§ **What you will do**
Go through the entries and say how many lines contain the string "carton". The number is the whole answer.

§ **The records**

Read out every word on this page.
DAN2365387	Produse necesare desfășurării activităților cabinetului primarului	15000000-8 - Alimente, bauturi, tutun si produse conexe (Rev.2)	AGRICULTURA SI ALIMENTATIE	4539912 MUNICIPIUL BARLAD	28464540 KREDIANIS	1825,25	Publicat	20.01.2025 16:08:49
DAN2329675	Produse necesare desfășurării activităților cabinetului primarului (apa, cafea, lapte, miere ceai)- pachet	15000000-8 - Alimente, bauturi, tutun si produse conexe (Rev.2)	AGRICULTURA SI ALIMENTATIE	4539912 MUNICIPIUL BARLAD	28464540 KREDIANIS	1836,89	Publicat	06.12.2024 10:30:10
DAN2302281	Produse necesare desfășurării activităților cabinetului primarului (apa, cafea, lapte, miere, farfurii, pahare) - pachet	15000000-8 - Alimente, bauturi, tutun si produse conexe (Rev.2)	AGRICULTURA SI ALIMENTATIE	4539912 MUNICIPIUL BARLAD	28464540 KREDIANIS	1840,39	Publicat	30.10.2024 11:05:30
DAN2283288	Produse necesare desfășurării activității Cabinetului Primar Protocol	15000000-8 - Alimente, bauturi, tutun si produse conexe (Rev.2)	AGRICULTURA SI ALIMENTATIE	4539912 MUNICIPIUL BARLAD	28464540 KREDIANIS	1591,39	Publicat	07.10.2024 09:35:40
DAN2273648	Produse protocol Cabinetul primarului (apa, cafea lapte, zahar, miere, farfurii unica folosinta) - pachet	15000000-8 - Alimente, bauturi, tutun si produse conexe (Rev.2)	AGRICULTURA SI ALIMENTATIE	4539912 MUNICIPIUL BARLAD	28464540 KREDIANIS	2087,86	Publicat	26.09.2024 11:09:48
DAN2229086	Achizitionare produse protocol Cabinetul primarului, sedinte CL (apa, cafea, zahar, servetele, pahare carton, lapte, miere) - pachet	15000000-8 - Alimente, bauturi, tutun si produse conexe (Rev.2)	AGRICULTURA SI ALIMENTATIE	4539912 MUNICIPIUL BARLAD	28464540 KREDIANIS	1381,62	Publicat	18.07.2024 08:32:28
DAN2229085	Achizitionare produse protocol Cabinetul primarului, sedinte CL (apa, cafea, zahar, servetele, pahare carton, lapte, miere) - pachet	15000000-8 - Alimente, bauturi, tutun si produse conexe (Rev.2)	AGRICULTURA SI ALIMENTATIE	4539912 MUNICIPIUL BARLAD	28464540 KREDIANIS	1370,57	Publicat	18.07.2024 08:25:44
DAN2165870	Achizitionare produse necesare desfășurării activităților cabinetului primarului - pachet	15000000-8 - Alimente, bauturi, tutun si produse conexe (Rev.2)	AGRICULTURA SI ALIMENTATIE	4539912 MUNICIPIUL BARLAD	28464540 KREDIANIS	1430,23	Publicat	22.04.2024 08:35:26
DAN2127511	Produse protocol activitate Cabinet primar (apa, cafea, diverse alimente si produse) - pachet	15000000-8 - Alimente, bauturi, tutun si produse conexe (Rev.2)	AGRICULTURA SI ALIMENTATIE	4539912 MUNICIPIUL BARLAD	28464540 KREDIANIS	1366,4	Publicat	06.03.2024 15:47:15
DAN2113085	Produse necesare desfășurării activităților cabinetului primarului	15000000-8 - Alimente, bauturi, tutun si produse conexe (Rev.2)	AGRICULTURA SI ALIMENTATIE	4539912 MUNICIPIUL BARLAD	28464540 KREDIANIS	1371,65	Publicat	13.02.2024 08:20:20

§ **Response to the task**
2